> [What to do]: Return each line of the listing that contains the string "Temperature".

> [Information shown]:
#####

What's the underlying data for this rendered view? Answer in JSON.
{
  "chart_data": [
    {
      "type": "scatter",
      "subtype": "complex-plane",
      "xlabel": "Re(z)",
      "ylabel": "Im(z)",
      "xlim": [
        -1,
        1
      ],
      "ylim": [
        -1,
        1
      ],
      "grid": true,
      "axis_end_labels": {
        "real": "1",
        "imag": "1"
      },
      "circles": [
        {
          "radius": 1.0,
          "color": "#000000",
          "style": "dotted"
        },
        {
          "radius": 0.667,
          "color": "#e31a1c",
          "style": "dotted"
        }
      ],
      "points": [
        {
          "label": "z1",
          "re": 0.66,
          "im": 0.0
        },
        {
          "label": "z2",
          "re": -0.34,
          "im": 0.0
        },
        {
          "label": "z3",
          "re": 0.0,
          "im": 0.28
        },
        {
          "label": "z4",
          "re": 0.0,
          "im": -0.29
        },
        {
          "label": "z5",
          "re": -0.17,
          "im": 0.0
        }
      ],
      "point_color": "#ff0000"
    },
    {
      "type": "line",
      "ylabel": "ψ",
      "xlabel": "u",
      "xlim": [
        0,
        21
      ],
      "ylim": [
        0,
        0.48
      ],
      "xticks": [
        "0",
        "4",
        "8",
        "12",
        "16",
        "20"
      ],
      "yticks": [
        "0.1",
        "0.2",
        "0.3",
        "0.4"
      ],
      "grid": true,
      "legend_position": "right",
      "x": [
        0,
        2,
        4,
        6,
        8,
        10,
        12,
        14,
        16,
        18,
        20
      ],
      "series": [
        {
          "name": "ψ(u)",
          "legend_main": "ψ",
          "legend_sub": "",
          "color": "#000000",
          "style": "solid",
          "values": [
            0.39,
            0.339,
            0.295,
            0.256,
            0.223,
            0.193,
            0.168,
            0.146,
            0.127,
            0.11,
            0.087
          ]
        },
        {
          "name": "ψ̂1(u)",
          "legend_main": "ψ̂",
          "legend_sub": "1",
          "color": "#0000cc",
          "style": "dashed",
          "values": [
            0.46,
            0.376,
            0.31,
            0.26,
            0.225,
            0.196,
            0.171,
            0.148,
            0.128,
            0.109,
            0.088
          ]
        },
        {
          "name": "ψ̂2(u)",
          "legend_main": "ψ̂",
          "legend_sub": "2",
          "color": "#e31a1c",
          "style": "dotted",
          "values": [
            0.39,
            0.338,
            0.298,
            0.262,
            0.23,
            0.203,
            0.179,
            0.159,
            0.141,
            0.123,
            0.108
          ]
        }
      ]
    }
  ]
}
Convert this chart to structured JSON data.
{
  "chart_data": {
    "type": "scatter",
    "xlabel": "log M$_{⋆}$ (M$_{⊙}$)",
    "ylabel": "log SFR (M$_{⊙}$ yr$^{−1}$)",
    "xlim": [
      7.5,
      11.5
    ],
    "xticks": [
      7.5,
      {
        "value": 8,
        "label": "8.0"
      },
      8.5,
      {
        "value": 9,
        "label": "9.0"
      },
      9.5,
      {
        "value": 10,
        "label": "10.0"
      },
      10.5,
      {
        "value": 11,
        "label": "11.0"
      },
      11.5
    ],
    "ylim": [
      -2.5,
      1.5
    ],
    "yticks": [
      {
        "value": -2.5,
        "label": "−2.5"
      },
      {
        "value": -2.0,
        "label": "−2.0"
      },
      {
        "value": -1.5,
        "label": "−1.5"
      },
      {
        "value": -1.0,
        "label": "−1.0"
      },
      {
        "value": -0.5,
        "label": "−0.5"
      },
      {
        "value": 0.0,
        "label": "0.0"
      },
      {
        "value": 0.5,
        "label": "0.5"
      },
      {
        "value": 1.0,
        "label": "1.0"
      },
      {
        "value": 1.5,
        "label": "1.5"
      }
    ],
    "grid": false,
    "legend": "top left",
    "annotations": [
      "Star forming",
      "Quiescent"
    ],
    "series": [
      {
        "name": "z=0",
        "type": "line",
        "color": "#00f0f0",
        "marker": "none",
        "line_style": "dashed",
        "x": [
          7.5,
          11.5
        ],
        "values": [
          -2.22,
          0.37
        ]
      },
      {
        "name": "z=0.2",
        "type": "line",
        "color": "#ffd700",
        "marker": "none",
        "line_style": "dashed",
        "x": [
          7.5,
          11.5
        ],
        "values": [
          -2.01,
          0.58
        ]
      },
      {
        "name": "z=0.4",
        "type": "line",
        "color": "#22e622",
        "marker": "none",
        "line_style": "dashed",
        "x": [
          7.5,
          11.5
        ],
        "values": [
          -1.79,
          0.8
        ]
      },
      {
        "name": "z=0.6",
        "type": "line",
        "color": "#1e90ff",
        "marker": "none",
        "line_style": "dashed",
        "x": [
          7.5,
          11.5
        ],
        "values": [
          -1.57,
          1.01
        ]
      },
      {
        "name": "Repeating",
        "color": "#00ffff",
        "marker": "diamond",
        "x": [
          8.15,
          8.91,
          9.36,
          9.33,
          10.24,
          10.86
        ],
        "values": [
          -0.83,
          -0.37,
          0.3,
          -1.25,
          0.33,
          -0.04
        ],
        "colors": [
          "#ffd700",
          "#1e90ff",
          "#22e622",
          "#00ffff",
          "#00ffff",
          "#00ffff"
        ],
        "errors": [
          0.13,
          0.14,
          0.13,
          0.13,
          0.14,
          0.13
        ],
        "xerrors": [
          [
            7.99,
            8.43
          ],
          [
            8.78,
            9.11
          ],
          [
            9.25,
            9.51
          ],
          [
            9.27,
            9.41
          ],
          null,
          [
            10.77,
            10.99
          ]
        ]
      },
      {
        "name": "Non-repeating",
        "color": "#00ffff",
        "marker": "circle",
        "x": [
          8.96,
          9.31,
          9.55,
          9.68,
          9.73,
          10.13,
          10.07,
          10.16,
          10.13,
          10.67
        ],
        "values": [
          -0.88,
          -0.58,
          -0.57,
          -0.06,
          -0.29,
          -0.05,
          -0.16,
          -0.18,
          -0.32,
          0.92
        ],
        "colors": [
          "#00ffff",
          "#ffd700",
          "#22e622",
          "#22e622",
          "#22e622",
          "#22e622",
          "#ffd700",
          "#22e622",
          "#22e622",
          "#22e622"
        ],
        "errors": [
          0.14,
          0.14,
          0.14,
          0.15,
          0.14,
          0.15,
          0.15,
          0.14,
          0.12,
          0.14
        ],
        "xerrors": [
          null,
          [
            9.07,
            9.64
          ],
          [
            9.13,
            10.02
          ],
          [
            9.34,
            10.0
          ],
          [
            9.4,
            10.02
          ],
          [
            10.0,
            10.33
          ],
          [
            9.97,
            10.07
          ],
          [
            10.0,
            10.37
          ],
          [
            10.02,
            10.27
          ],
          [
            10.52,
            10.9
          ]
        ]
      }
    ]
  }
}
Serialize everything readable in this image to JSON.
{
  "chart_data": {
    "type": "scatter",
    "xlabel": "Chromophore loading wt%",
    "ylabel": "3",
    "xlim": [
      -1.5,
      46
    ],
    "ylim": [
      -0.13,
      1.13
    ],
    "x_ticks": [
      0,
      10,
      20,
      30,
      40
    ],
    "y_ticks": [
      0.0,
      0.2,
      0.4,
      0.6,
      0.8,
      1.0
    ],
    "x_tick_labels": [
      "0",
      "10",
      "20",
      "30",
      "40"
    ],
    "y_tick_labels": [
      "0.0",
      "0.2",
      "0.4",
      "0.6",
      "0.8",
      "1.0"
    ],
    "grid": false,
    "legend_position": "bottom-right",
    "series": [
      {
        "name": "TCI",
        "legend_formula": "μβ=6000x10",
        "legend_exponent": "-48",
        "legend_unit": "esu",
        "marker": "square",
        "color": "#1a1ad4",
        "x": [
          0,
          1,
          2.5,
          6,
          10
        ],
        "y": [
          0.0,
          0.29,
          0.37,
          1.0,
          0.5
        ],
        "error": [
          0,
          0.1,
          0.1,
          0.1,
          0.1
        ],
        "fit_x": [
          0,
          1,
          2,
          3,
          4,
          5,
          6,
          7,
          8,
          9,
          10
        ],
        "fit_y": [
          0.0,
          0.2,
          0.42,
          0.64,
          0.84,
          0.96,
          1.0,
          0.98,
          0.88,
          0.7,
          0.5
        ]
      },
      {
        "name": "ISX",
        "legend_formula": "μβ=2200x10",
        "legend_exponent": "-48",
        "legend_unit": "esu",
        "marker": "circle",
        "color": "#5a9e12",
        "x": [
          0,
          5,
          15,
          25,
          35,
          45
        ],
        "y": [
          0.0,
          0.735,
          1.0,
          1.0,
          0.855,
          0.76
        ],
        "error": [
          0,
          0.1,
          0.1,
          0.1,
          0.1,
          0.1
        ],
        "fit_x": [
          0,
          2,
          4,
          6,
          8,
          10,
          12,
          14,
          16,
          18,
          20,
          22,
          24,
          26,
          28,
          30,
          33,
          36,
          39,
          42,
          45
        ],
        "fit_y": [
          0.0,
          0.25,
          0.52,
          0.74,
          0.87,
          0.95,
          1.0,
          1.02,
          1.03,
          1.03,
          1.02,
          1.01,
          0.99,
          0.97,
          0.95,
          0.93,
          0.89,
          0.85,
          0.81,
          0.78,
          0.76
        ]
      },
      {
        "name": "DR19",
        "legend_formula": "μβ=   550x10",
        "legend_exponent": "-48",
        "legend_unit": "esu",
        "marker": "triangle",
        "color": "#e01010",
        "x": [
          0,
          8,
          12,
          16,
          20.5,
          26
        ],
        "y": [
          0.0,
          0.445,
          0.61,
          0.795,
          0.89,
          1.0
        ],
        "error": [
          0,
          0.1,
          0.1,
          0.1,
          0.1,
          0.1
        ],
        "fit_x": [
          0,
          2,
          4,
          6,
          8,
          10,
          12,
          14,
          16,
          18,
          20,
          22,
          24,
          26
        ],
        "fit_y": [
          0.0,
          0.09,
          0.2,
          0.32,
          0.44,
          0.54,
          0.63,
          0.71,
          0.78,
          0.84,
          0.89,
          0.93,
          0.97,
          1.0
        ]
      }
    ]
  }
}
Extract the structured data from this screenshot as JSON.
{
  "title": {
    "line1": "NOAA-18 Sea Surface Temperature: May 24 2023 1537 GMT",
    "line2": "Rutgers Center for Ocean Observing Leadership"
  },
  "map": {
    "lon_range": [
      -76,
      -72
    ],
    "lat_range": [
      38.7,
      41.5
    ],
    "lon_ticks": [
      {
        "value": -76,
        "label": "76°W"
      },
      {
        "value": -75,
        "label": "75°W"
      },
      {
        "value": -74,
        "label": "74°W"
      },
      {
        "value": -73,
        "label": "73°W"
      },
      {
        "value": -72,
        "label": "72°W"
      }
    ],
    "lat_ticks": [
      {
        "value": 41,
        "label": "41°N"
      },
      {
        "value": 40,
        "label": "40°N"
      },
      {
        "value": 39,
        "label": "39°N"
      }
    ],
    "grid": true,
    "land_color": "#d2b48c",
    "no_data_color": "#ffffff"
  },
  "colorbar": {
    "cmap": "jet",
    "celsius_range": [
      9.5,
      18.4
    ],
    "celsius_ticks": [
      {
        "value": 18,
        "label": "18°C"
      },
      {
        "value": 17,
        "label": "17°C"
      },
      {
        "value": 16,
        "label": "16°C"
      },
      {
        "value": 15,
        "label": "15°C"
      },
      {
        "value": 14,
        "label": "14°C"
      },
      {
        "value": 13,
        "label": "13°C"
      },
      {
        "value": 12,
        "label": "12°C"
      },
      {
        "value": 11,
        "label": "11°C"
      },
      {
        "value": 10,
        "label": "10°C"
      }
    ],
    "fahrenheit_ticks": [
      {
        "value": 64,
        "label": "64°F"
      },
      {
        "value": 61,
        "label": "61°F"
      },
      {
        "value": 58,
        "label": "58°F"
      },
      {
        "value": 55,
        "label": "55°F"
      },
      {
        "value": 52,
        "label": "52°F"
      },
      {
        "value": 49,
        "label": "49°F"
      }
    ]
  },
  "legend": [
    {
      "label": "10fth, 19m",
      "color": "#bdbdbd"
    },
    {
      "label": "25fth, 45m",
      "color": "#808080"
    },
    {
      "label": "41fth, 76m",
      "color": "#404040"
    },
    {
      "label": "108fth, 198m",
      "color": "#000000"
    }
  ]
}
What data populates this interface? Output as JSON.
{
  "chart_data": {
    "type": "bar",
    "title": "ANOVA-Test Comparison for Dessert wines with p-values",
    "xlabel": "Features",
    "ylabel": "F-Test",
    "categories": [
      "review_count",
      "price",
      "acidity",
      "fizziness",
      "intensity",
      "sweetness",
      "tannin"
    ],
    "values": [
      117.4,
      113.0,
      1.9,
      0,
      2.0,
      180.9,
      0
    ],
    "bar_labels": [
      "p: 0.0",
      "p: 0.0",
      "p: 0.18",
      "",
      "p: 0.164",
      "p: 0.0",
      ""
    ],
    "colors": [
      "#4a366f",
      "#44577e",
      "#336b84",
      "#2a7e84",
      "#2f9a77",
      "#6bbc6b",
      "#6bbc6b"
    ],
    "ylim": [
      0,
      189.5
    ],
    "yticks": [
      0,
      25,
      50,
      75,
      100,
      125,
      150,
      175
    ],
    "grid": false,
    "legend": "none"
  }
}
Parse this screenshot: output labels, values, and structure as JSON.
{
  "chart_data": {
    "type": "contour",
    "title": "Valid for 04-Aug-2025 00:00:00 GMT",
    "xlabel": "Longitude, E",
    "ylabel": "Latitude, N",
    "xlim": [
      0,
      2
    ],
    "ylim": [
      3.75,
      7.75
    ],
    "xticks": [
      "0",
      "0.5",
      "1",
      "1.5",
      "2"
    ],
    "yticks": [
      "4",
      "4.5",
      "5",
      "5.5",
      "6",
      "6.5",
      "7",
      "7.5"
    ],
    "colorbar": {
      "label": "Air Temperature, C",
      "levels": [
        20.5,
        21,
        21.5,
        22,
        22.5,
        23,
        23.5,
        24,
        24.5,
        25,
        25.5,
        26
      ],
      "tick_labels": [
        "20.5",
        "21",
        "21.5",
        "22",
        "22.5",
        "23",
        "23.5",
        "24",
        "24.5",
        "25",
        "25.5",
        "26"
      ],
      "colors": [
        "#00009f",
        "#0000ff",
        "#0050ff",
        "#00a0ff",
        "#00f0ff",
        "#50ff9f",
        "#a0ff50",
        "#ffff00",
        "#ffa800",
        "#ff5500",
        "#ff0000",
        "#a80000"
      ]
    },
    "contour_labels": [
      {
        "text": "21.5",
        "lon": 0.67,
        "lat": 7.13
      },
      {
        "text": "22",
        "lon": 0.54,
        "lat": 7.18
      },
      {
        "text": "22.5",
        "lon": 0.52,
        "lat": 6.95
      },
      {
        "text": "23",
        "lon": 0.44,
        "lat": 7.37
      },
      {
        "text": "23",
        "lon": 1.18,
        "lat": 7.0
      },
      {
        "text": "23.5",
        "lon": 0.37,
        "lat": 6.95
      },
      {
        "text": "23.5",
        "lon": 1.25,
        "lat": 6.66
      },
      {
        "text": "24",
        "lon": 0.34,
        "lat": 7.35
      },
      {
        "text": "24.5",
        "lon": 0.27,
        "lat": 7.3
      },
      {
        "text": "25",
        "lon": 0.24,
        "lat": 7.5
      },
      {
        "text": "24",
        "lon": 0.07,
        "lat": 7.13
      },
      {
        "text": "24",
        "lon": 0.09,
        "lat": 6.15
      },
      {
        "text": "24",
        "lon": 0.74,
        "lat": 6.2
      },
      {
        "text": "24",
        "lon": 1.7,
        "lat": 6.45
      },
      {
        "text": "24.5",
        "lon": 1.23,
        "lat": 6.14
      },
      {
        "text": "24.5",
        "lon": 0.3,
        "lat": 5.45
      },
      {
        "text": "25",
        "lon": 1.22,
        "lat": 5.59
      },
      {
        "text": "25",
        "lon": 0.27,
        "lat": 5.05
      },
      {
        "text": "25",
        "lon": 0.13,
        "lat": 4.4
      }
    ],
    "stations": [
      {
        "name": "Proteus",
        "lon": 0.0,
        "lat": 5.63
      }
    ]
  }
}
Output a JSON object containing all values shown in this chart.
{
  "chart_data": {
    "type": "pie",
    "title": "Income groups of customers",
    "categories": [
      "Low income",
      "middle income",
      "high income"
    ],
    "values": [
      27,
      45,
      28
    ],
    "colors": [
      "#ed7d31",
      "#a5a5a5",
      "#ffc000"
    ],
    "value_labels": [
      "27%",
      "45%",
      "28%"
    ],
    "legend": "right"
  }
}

#####

> [The answer]:
    "line1": "NOAA-18 Sea Surface Temperature: May 24 2023 1537 GMT",
      "label": "Air Temperature, C",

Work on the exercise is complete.